=== DATA RECORDS ===

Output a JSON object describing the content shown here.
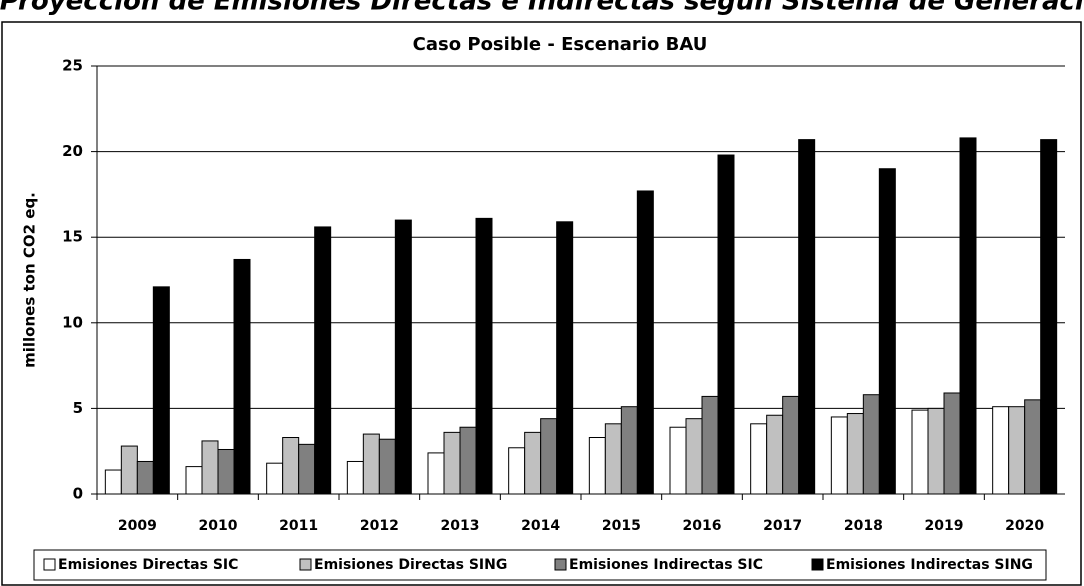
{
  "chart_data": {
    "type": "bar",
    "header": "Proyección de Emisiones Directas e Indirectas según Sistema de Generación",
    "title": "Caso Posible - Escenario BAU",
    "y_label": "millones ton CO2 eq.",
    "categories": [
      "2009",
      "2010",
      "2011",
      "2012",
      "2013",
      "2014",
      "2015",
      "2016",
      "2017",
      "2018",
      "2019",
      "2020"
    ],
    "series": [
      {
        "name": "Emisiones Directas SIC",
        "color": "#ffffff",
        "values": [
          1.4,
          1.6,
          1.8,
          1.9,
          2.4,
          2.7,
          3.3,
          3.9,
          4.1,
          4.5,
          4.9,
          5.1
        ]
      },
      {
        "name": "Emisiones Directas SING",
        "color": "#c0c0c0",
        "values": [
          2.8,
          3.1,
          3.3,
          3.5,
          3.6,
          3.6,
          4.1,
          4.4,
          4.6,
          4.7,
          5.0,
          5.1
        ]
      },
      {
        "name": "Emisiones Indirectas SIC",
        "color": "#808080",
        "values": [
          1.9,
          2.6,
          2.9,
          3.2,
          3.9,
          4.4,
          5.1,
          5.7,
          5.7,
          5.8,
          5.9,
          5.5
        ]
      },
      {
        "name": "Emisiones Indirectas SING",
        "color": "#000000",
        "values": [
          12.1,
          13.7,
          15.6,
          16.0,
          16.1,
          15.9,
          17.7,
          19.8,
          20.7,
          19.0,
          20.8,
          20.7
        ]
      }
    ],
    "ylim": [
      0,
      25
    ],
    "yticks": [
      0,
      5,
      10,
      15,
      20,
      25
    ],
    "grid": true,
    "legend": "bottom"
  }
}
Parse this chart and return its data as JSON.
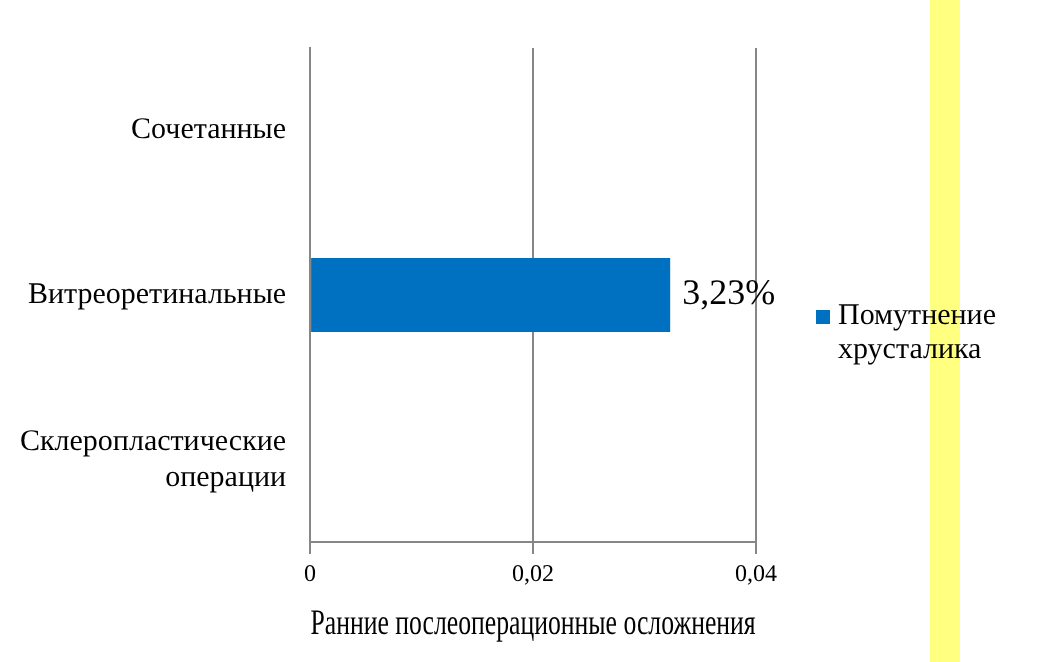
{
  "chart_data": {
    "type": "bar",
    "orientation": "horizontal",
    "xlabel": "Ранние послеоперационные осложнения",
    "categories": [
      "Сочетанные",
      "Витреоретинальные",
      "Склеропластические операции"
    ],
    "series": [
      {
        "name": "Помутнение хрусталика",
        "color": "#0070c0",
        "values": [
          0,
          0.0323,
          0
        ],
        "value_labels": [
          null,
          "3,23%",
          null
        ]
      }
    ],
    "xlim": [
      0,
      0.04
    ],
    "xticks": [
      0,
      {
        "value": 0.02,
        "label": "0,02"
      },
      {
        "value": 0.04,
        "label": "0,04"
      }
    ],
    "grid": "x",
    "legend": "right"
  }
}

===

■ **STATED PROBLEM**:
Find and count the lines of the data that include the string "color", and report that figure by itself.

■ **IN RESPONSE**:
5